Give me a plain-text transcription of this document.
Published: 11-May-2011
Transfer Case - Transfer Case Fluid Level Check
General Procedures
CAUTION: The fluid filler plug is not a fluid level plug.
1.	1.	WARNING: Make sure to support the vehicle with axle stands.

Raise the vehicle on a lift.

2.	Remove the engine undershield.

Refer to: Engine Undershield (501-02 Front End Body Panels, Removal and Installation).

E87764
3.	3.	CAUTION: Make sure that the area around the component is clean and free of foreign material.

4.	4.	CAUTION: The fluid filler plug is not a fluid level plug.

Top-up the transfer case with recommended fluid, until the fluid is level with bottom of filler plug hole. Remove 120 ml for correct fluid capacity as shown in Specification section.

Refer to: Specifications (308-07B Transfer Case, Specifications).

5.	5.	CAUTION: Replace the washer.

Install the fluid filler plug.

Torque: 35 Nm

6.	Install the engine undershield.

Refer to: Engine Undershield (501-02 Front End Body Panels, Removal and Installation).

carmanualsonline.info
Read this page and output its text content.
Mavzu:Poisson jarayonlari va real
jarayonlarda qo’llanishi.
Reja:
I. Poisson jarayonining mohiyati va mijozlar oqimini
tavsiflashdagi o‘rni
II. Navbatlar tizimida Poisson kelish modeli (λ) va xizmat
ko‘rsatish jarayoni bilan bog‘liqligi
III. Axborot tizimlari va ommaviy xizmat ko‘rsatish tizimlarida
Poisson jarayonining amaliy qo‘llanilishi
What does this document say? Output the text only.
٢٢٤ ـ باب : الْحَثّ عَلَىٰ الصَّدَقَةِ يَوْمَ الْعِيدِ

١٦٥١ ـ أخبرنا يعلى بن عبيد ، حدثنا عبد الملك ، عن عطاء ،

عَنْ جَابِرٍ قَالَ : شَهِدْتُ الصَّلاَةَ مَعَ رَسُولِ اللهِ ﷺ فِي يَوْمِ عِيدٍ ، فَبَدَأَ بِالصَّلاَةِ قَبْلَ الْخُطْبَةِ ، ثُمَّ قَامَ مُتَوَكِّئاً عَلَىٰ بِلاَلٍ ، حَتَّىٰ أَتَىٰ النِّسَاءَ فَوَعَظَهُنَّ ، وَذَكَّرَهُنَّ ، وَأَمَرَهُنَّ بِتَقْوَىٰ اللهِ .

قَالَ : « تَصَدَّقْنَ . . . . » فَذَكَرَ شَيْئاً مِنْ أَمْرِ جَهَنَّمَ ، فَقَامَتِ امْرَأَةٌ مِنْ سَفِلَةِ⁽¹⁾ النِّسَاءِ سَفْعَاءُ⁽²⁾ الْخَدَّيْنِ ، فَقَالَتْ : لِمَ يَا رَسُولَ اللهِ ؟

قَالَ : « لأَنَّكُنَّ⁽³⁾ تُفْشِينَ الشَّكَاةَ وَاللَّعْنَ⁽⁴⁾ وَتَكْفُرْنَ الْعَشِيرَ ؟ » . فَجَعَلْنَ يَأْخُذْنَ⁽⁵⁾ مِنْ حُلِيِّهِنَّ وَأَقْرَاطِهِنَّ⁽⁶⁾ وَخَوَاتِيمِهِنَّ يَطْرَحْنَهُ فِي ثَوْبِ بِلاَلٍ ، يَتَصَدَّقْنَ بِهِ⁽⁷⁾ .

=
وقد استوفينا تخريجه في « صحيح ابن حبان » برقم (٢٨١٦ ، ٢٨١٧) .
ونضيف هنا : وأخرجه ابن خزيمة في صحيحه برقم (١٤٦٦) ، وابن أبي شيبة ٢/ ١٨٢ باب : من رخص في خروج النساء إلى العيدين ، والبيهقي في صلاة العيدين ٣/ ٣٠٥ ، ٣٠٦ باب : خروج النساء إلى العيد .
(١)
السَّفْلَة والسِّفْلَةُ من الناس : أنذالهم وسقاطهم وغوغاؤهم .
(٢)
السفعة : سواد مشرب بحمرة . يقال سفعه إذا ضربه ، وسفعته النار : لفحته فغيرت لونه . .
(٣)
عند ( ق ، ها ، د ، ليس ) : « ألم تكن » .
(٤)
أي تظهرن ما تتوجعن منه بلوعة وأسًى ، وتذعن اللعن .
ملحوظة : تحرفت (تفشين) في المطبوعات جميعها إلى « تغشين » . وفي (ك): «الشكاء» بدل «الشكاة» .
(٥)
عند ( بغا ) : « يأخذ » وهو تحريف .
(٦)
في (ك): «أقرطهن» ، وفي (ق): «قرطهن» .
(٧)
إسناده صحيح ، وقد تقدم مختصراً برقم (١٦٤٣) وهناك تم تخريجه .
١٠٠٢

■ **Given task**:
The listing above should be transcribed in full, exactly as written.

■ **Answer to the exercise**:
Give me a plain-text transcription of this document.
Published: 11-May-2011
Transfer Case - Transfer Case Fluid Level Check
General Procedures
CAUTION: The fluid filler plug is not a fluid level plug.
1.	1.	WARNING: Make sure to support the vehicle with axle stands.

Raise the vehicle on a lift.

2.	Remove the engine undershield.

Refer to: Engine Undershield (501-02 Front End Body Panels, Removal and Installation).

E87764
3.	3.	CAUTION: Make sure that the area around the component is clean and free of foreign material.

4.	4.	CAUTION: The fluid filler plug is not a fluid level plug.

Top-up the transfer case with recommended fluid, until the fluid is level with bottom of filler plug hole. Remove 120 ml for correct fluid capacity as shown in Specification section.

Refer to: Specifications (308-07B Transfer Case, Specifications).

5.	5.	CAUTION: Replace the washer.

Install the fluid filler plug.

Torque: 35 Nm

6.	Install the engine undershield.

Refer to: Engine Undershield (501-02 Front End Body Panels, Removal and Installation).

carmanualsonline.info
Read this page and output its text content.
Mavzu:Poisson jarayonlari va real
jarayonlarda qo’llanishi.
Reja:
I. Poisson jarayonining mohiyati va mijozlar oqimini
tavsiflashdagi o‘rni
II. Navbatlar tizimida Poisson kelish modeli (λ) va xizmat
ko‘rsatish jarayoni bilan bog‘liqligi
III. Axborot tizimlari va ommaviy xizmat ko‘rsatish tizimlarida
Poisson jarayonining amaliy qo‘llanilishi
What does this document say? Output the text only.
٢٢٤ ـ باب : الْحَثّ عَلَىٰ الصَّدَقَةِ يَوْمَ الْعِيدِ

١٦٥١ ـ أخبرنا يعلى بن عبيد ، حدثنا عبد الملك ، عن عطاء ،

عَنْ جَابِرٍ قَالَ : شَهِدْتُ الصَّلاَةَ مَعَ رَسُولِ اللهِ ﷺ فِي يَوْمِ عِيدٍ ، فَبَدَأَ بِالصَّلاَةِ قَبْلَ الْخُطْبَةِ ، ثُمَّ قَامَ مُتَوَكِّئاً عَلَىٰ بِلاَلٍ ، حَتَّىٰ أَتَىٰ النِّسَاءَ فَوَعَظَهُنَّ ، وَذَكَّرَهُنَّ ، وَأَمَرَهُنَّ بِتَقْوَىٰ اللهِ .

قَالَ : « تَصَدَّقْنَ . . . . » فَذَكَرَ شَيْئاً مِنْ أَمْرِ جَهَنَّمَ ، فَقَامَتِ امْرَأَةٌ مِنْ سَفِلَةِ⁽¹⁾ النِّسَاءِ سَفْعَاءُ⁽²⁾ الْخَدَّيْنِ ، فَقَالَتْ : لِمَ يَا رَسُولَ اللهِ ؟

قَالَ : « لأَنَّكُنَّ⁽³⁾ تُفْشِينَ الشَّكَاةَ وَاللَّعْنَ⁽⁴⁾ وَتَكْفُرْنَ الْعَشِيرَ ؟ » . فَجَعَلْنَ يَأْخُذْنَ⁽⁵⁾ مِنْ حُلِيِّهِنَّ وَأَقْرَاطِهِنَّ⁽⁶⁾ وَخَوَاتِيمِهِنَّ يَطْرَحْنَهُ فِي ثَوْبِ بِلاَلٍ ، يَتَصَدَّقْنَ بِهِ⁽⁷⁾ .

=
وقد استوفينا تخريجه في « صحيح ابن حبان » برقم (٢٨١٦ ، ٢٨١٧) .
ونضيف هنا : وأخرجه ابن خزيمة في صحيحه برقم (١٤٦٦) ، وابن أبي شيبة ٢/ ١٨٢ باب : من رخص في خروج النساء إلى العيدين ، والبيهقي في صلاة العيدين ٣/ ٣٠٥ ، ٣٠٦ باب : خروج النساء إلى العيد .
(١)
السَّفْلَة والسِّفْلَةُ من الناس : أنذالهم وسقاطهم وغوغاؤهم .
(٢)
السفعة : سواد مشرب بحمرة . يقال سفعه إذا ضربه ، وسفعته النار : لفحته فغيرت لونه . .
(٣)
عند ( ق ، ها ، د ، ليس ) : « ألم تكن » .
(٤)
أي تظهرن ما تتوجعن منه بلوعة وأسًى ، وتذعن اللعن .
ملحوظة : تحرفت (تفشين) في المطبوعات جميعها إلى « تغشين » . وفي (ك): «الشكاء» بدل «الشكاة» .
(٥)
عند ( بغا ) : « يأخذ » وهو تحريف .
(٦)
في (ك): «أقرطهن» ، وفي (ق): «قرطهن» .
(٧)
إسناده صحيح ، وقد تقدم مختصراً برقم (١٦٤٣) وهناك تم تخريجه .
١٠٠٢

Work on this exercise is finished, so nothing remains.